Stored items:
--- start ---

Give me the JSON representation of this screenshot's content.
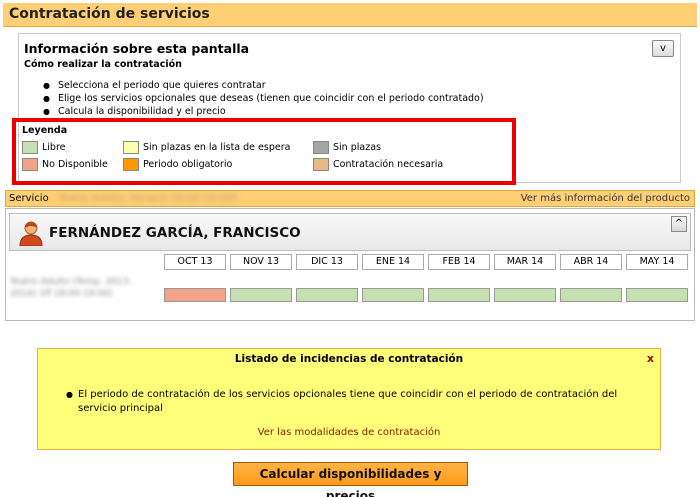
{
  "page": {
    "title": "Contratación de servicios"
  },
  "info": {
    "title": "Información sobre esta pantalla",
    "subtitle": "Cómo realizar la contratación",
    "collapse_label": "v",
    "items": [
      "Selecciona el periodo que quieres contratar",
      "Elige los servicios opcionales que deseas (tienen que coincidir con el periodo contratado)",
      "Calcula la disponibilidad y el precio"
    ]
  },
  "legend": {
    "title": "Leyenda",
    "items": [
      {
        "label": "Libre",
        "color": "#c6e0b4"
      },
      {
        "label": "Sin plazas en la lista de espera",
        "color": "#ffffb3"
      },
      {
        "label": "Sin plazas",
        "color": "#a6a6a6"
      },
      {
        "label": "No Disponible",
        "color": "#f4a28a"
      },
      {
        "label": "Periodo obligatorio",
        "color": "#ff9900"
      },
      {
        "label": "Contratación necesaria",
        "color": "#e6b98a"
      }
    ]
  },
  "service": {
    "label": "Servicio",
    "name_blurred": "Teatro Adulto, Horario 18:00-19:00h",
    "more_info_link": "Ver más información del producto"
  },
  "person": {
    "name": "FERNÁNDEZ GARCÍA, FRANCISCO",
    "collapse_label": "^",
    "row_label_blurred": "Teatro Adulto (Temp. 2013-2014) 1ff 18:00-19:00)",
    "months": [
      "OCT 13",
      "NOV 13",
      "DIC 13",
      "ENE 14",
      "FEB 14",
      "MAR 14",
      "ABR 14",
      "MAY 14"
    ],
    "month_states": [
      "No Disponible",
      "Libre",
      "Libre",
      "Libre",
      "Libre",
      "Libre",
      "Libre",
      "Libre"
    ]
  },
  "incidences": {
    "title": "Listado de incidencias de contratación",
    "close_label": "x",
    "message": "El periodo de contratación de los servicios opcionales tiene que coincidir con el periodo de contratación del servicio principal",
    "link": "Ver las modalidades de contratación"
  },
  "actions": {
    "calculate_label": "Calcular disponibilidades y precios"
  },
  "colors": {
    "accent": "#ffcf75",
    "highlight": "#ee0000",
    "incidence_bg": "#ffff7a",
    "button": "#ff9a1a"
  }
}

--- end ---
--- start ---

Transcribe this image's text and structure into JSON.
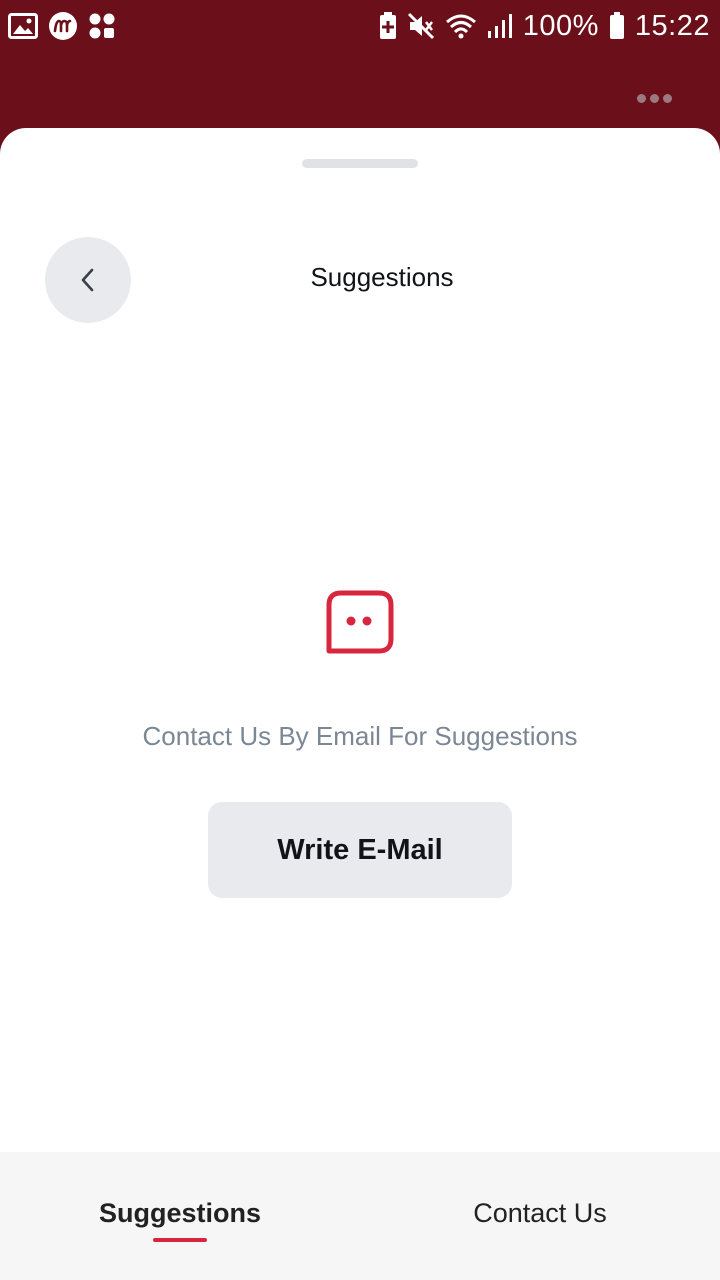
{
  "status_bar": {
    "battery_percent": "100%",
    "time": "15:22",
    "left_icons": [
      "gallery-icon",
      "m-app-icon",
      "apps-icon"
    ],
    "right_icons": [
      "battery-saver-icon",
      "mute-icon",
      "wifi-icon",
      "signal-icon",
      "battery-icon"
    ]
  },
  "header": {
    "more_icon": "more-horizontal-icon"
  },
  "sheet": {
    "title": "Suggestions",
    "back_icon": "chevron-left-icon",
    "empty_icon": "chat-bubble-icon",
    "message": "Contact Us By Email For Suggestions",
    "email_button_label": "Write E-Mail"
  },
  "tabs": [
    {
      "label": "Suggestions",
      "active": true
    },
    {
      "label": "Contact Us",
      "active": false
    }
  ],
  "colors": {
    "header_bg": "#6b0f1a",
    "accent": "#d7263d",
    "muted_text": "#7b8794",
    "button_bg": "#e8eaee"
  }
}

--- end ---

◆ Written exercise
What is the number of lines in these records that contain "message"? Reply with the number only.

◆ Output of the task
2